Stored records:
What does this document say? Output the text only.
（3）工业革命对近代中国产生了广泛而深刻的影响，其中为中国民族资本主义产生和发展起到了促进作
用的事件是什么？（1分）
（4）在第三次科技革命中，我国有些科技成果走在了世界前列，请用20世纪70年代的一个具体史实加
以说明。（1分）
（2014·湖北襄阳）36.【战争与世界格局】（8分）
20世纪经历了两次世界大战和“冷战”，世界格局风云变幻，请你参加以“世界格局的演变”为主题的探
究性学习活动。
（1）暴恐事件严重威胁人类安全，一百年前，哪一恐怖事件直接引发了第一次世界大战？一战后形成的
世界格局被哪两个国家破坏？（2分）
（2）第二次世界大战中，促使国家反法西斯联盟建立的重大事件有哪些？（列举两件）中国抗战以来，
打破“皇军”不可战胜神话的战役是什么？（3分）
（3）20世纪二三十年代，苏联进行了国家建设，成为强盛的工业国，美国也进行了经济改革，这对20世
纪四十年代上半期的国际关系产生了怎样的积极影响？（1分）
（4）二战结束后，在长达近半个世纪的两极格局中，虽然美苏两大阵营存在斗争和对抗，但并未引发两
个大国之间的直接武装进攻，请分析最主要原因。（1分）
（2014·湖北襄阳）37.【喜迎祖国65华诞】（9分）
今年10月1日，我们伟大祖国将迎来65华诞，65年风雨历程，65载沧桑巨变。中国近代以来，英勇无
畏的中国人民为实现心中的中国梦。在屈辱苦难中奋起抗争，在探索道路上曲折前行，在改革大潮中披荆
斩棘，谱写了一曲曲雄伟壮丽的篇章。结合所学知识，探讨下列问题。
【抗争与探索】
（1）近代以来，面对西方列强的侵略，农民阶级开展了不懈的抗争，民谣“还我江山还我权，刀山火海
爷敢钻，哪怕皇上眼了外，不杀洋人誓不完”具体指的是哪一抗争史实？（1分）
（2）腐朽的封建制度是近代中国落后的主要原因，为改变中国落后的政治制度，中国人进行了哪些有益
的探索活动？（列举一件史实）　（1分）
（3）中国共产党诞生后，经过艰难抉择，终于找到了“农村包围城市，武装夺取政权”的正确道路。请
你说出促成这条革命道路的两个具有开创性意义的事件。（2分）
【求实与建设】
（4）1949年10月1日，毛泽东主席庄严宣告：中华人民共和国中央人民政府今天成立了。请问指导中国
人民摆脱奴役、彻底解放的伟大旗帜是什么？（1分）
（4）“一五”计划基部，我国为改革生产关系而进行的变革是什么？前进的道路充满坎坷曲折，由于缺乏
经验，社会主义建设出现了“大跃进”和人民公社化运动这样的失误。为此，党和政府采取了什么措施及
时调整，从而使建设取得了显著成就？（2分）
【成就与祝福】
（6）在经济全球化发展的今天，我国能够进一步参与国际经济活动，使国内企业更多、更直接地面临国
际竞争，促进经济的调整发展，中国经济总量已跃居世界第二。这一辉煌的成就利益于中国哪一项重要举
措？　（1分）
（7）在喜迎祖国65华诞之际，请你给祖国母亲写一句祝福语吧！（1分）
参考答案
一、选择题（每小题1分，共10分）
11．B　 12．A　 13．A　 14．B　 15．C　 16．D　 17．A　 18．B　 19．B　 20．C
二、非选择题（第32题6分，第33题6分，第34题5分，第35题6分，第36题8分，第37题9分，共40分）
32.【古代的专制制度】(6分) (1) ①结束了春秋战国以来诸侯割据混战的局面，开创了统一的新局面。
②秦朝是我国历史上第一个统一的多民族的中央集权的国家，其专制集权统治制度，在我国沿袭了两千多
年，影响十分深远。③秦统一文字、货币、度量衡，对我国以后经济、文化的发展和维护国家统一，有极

**Task description**
Extract the data in full. Keep it word for word.

**Written reply**
What does this document say? Output the text only.
（3）工业革命对近代中国产生了广泛而深刻的影响，其中为中国民族资本主义产生和发展起到了促进作
用的事件是什么？（1分）
（4）在第三次科技革命中，我国有些科技成果走在了世界前列，请用20世纪70年代的一个具体史实加
以说明。（1分）
（2014·湖北襄阳）36.【战争与世界格局】（8分）
20世纪经历了两次世界大战和“冷战”，世界格局风云变幻，请你参加以“世界格局的演变”为主题的探
究性学习活动。
（1）暴恐事件严重威胁人类安全，一百年前，哪一恐怖事件直接引发了第一次世界大战？一战后形成的
世界格局被哪两个国家破坏？（2分）
（2）第二次世界大战中，促使国家反法西斯联盟建立的重大事件有哪些？（列举两件）中国抗战以来，
打破“皇军”不可战胜神话的战役是什么？（3分）
（3）20世纪二三十年代，苏联进行了国家建设，成为强盛的工业国，美国也进行了经济改革，这对20世
纪四十年代上半期的国际关系产生了怎样的积极影响？（1分）
（4）二战结束后，在长达近半个世纪的两极格局中，虽然美苏两大阵营存在斗争和对抗，但并未引发两
个大国之间的直接武装进攻，请分析最主要原因。（1分）
（2014·湖北襄阳）37.【喜迎祖国65华诞】（9分）
今年10月1日，我们伟大祖国将迎来65华诞，65年风雨历程，65载沧桑巨变。中国近代以来，英勇无
畏的中国人民为实现心中的中国梦。在屈辱苦难中奋起抗争，在探索道路上曲折前行，在改革大潮中披荆
斩棘，谱写了一曲曲雄伟壮丽的篇章。结合所学知识，探讨下列问题。
【抗争与探索】
（1）近代以来，面对西方列强的侵略，农民阶级开展了不懈的抗争，民谣“还我江山还我权，刀山火海
爷敢钻，哪怕皇上眼了外，不杀洋人誓不完”具体指的是哪一抗争史实？（1分）
（2）腐朽的封建制度是近代中国落后的主要原因，为改变中国落后的政治制度，中国人进行了哪些有益
的探索活动？（列举一件史实）　（1分）
（3）中国共产党诞生后，经过艰难抉择，终于找到了“农村包围城市，武装夺取政权”的正确道路。请
你说出促成这条革命道路的两个具有开创性意义的事件。（2分）
【求实与建设】
（4）1949年10月1日，毛泽东主席庄严宣告：中华人民共和国中央人民政府今天成立了。请问指导中国
人民摆脱奴役、彻底解放的伟大旗帜是什么？（1分）
（4）“一五”计划基部，我国为改革生产关系而进行的变革是什么？前进的道路充满坎坷曲折，由于缺乏
经验，社会主义建设出现了“大跃进”和人民公社化运动这样的失误。为此，党和政府采取了什么措施及
时调整，从而使建设取得了显著成就？（2分）
【成就与祝福】
（6）在经济全球化发展的今天，我国能够进一步参与国际经济活动，使国内企业更多、更直接地面临国
际竞争，促进经济的调整发展，中国经济总量已跃居世界第二。这一辉煌的成就利益于中国哪一项重要举
措？　（1分）
（7）在喜迎祖国65华诞之际，请你给祖国母亲写一句祝福语吧！（1分）
参考答案
一、选择题（每小题1分，共10分）
11．B　 12．A　 13．A　 14．B　 15．C　 16．D　 17．A　 18．B　 19．B　 20．C
二、非选择题（第32题6分，第33题6分，第34题5分，第35题6分，第36题8分，第37题9分，共40分）
32.【古代的专制制度】(6分) (1) ①结束了春秋战国以来诸侯割据混战的局面，开创了统一的新局面。
②秦朝是我国历史上第一个统一的多民族的中央集权的国家，其专制集权统治制度，在我国沿袭了两千多
年，影响十分深远。③秦统一文字、货币、度量衡，对我国以后经济、文化的发展和维护国家统一，有极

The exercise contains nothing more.